Task requirements: Write out all of the records precisely. Skip anything that is a picture.

Listing:
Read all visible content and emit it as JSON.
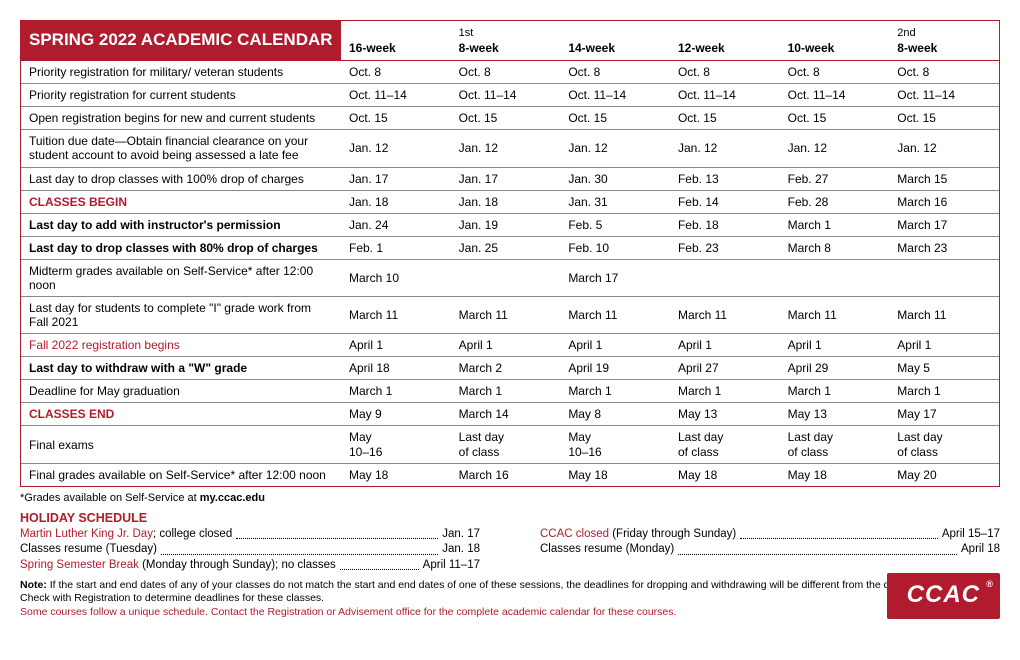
{
  "title": "SPRING 2022 ACADEMIC CALENDAR",
  "columns": [
    {
      "sup": "",
      "label": "16-week"
    },
    {
      "sup": "1st",
      "label": "8-week"
    },
    {
      "sup": "",
      "label": "14-week"
    },
    {
      "sup": "",
      "label": "12-week"
    },
    {
      "sup": "",
      "label": "10-week"
    },
    {
      "sup": "2nd",
      "label": "8-week"
    }
  ],
  "rows": [
    {
      "desc": "Priority registration for military/ veteran students",
      "vals": [
        "Oct. 8",
        "Oct. 8",
        "Oct. 8",
        "Oct. 8",
        "Oct. 8",
        "Oct. 8"
      ]
    },
    {
      "desc": "Priority registration for current students",
      "vals": [
        "Oct. 11–14",
        "Oct. 11–14",
        "Oct. 11–14",
        "Oct. 11–14",
        "Oct. 11–14",
        "Oct. 11–14"
      ]
    },
    {
      "desc": "Open registration begins for new and current students",
      "vals": [
        "Oct. 15",
        "Oct. 15",
        "Oct. 15",
        "Oct. 15",
        "Oct. 15",
        "Oct. 15"
      ]
    },
    {
      "desc": "Tuition due date—Obtain financial clearance on your student account to avoid being assessed a late fee",
      "vals": [
        "Jan. 12",
        "Jan. 12",
        "Jan. 12",
        "Jan. 12",
        "Jan. 12",
        "Jan. 12"
      ],
      "wrap": true
    },
    {
      "desc": "Last day to drop classes with 100% drop of charges",
      "vals": [
        "Jan. 17",
        "Jan. 17",
        "Jan. 30",
        "Feb. 13",
        "Feb. 27",
        "March 15"
      ]
    },
    {
      "desc": "CLASSES BEGIN",
      "style": "red-bold",
      "vals": [
        "Jan. 18",
        "Jan. 18",
        "Jan. 31",
        "Feb. 14",
        "Feb. 28",
        "March 16"
      ]
    },
    {
      "desc": "Last day to add with instructor's permission",
      "style": "bold",
      "vals": [
        "Jan. 24",
        "Jan. 19",
        "Feb. 5",
        "Feb. 18",
        "March 1",
        "March 17"
      ]
    },
    {
      "desc": "Last day to drop classes with 80% drop of charges",
      "style": "bold",
      "vals": [
        "Feb. 1",
        "Jan. 25",
        "Feb. 10",
        "Feb. 23",
        "March 8",
        "March 23"
      ]
    },
    {
      "desc": "Midterm grades available on Self-Service* after 12:00 noon",
      "vals": [
        "March 10",
        "",
        "March 17",
        "",
        "",
        ""
      ]
    },
    {
      "desc": "Last day for students to complete \"I\" grade work from Fall 2021",
      "vals": [
        "March 11",
        "March 11",
        "March 11",
        "March 11",
        "March 11",
        "March 11"
      ],
      "wrap": true
    },
    {
      "desc": "Fall 2022 registration begins",
      "style": "red-text",
      "vals": [
        "April 1",
        "April 1",
        "April 1",
        "April 1",
        "April 1",
        "April 1"
      ]
    },
    {
      "desc": "Last day to withdraw with a \"W\" grade",
      "style": "bold",
      "vals": [
        "April 18",
        "March 2",
        "April 19",
        "April 27",
        "April 29",
        "May 5"
      ]
    },
    {
      "desc": "Deadline for May graduation",
      "vals": [
        "March 1",
        "March 1",
        "March 1",
        "March 1",
        "March 1",
        "March 1"
      ]
    },
    {
      "desc": "CLASSES END",
      "style": "red-bold",
      "vals": [
        "May 9",
        "March 14",
        "May 8",
        "May 13",
        "May 13",
        "May 17"
      ]
    },
    {
      "desc": "Final exams",
      "vals": [
        "May\n10–16",
        "Last day\nof class",
        "May\n10–16",
        "Last day\nof class",
        "Last day\nof class",
        "Last day\nof class"
      ],
      "wrap": true
    },
    {
      "desc": "Final grades available on Self-Service* after 12:00 noon",
      "vals": [
        "May 18",
        "March 16",
        "May 18",
        "May 18",
        "May 18",
        "May 20"
      ],
      "last": true
    }
  ],
  "footnote_star": "*Grades available on Self-Service at ",
  "footnote_star_bold": "my.ccac.edu",
  "holiday_title": "HOLIDAY SCHEDULE",
  "holiday_left": [
    {
      "label_red": "Martin Luther King Jr. Day",
      "label_rest": "; college closed",
      "val": "Jan. 17"
    },
    {
      "label_red": "",
      "label_rest": "Classes resume (Tuesday)",
      "val": "Jan. 18"
    },
    {
      "label_red": "Spring Semester Break",
      "label_rest": " (Monday through Sunday); no classes",
      "val": "April 11–17"
    }
  ],
  "holiday_right": [
    {
      "label_red": "CCAC closed",
      "label_rest": " (Friday through Sunday)",
      "val": "April 15–17"
    },
    {
      "label_red": "",
      "label_rest": "Classes resume (Monday)",
      "val": "April 18"
    }
  ],
  "note_bold": "Note:",
  "note_text": " If the start and end dates of any of your classes do not match the start and end dates of one of these sessions, the deadlines for dropping and withdrawing will be different from the dates listed above. Check with Registration to determine deadlines for these classes.",
  "note_red": "Some courses follow a unique schedule. Contact the Registration or Advisement office for the complete academic calendar for these courses.",
  "logo": "CCAC"
}
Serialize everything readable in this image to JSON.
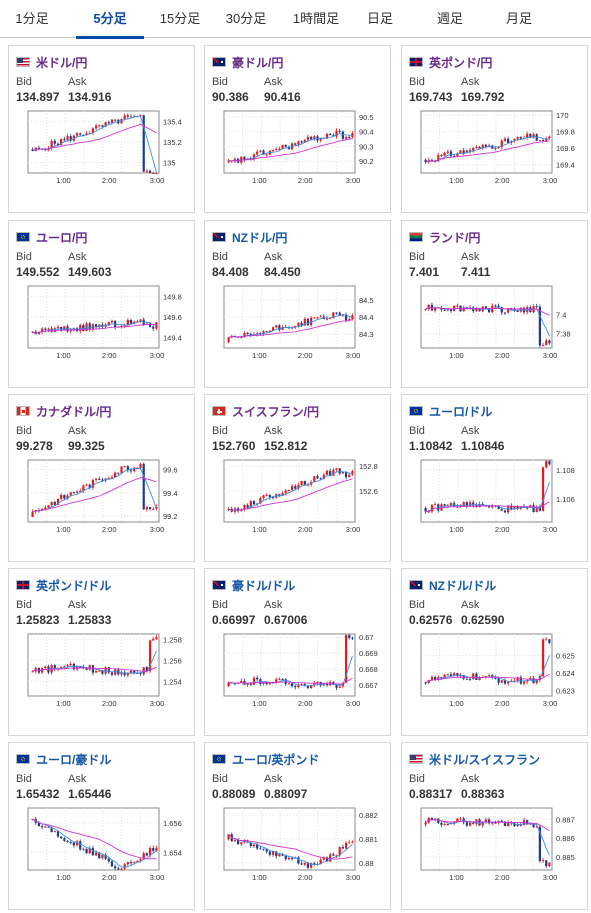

Task solution:
Read all visible content and emit it as JSON.
{
  "title": "SPRING 2022 ACADEMIC CALENDAR",
  "columns": [
    {
      "sup": "",
      "label": "16-week"
    },
    {
      "sup": "1st",
      "label": "8-week"
    },
    {
      "sup": "",
      "label": "14-week"
    },
    {
      "sup": "",
      "label": "12-week"
    },
    {
      "sup": "",
      "label": "10-week"
    },
    {
      "sup": "2nd",
      "label": "8-week"
    }
  ],
  "rows": [
    {
      "desc": "Priority registration for military/ veteran students",
      "vals": [
        "Oct. 8",
        "Oct. 8",
        "Oct. 8",
        "Oct. 8",
        "Oct. 8",
        "Oct. 8"
      ]
    },
    {
      "desc": "Priority registration for current students",
      "vals": [
        "Oct. 11–14",
        "Oct. 11–14",
        "Oct. 11–14",
        "Oct. 11–14",
        "Oct. 11–14",
        "Oct. 11–14"
      ]
    },
    {
      "desc": "Open registration begins for new and current students",
      "vals": [
        "Oct. 15",
        "Oct. 15",
        "Oct. 15",
        "Oct. 15",
        "Oct. 15",
        "Oct. 15"
      ]
    },
    {
      "desc": "Tuition due date—Obtain financial clearance on your student account to avoid being assessed a late fee",
      "vals": [
        "Jan. 12",
        "Jan. 12",
        "Jan. 12",
        "Jan. 12",
        "Jan. 12",
        "Jan. 12"
      ],
      "wrap": true
    },
    {
      "desc": "Last day to drop classes with 100% drop of charges",
      "vals": [
        "Jan. 17",
        "Jan. 17",
        "Jan. 30",
        "Feb. 13",
        "Feb. 27",
        "March 15"
      ]
    },
    {
      "desc": "CLASSES BEGIN",
      "style": "red-bold",
      "vals": [
        "Jan. 18",
        "Jan. 18",
        "Jan. 31",
        "Feb. 14",
        "Feb. 28",
        "March 16"
      ]
    },
    {
      "desc": "Last day to add with instructor's permission",
      "style": "bold",
      "vals": [
        "Jan. 24",
        "Jan. 19",
        "Feb. 5",
        "Feb. 18",
        "March 1",
        "March 17"
      ]
    },
    {
      "desc": "Last day to drop classes with 80% drop of charges",
      "style": "bold",
      "vals": [
        "Feb. 1",
        "Jan. 25",
        "Feb. 10",
        "Feb. 23",
        "March 8",
        "March 23"
      ]
    },
    {
      "desc": "Midterm grades available on Self-Service* after 12:00 noon",
      "vals": [
        "March 10",
        "",
        "March 17",
        "",
        "",
        ""
      ]
    },
    {
      "desc": "Last day for students to complete \"I\" grade work from Fall 2021",
      "vals": [
        "March 11",
        "March 11",
        "March 11",
        "March 11",
        "March 11",
        "March 11"
      ],
      "wrap": true
    },
    {
      "desc": "Fall 2022 registration begins",
      "style": "red-text",
      "vals": [
        "April 1",
        "April 1",
        "April 1",
        "April 1",
        "April 1",
        "April 1"
      ]
    },
    {
      "desc": "Last day to withdraw with a \"W\" grade",
      "style": "bold",
      "vals": [
        "April 18",
        "March 2",
        "April 19",
        "April 27",
        "April 29",
        "May 5"
      ]
    },
    {
      "desc": "Deadline for May graduation",
      "vals": [
        "March 1",
        "March 1",
        "March 1",
        "March 1",
        "March 1",
        "March 1"
      ]
    },
    {
      "desc": "CLASSES END",
      "style": "red-bold",
      "vals": [
        "May 9",
        "March 14",
        "May 8",
        "May 13",
        "May 13",
        "May 17"
      ]
    },
    {
      "desc": "Final exams",
      "vals": [
        "May\n10–16",
        "Last day\nof class",
        "May\n10–16",
        "Last day\nof class",
        "Last day\nof class",
        "Last day\nof class"
      ],
      "wrap": true
    },
    {
      "desc": "Final grades available on Self-Service* after 12:00 noon",
      "vals": [
        "May 18",
        "March 16",
        "May 18",
        "May 18",
        "May 18",
        "May 20"
      ],
      "last": true
    }
  ],
  "footnote_star": "*Grades available on Self-Service at ",
  "footnote_star_bold": "my.ccac.edu",
  "holiday_title": "HOLIDAY SCHEDULE",
  "holiday_left": [
    {
      "label_red": "Martin Luther King Jr. Day",
      "label_rest": "; college closed",
      "val": "Jan. 17"
    },
    {
      "label_red": "",
      "label_rest": "Classes resume (Tuesday)",
      "val": "Jan. 18"
    },
    {
      "label_red": "Spring Semester Break",
      "label_rest": " (Monday through Sunday); no classes",
      "val": "April 11–17"
    }
  ],
  "holiday_right": [
    {
      "label_red": "CCAC closed",
      "label_rest": " (Friday through Sunday)",
      "val": "April 15–17"
    },
    {
      "label_red": "",
      "label_rest": "Classes resume (Monday)",
      "val": "April 18"
    }
  ],
  "note_bold": "Note:",
  "note_text": " If the start and end dates of any of your classes do not match the start and end dates of one of these sessions, the deadlines for dropping and withdrawing will be different from the dates listed above. Check with Registration to determine deadlines for these classes.",
  "note_red": "Some courses follow a unique schedule. Contact the Registration or Advisement office for the complete academic calendar for these courses.",
  "logo": "CCAC"
}
Serialize everything readable in this image to JSON.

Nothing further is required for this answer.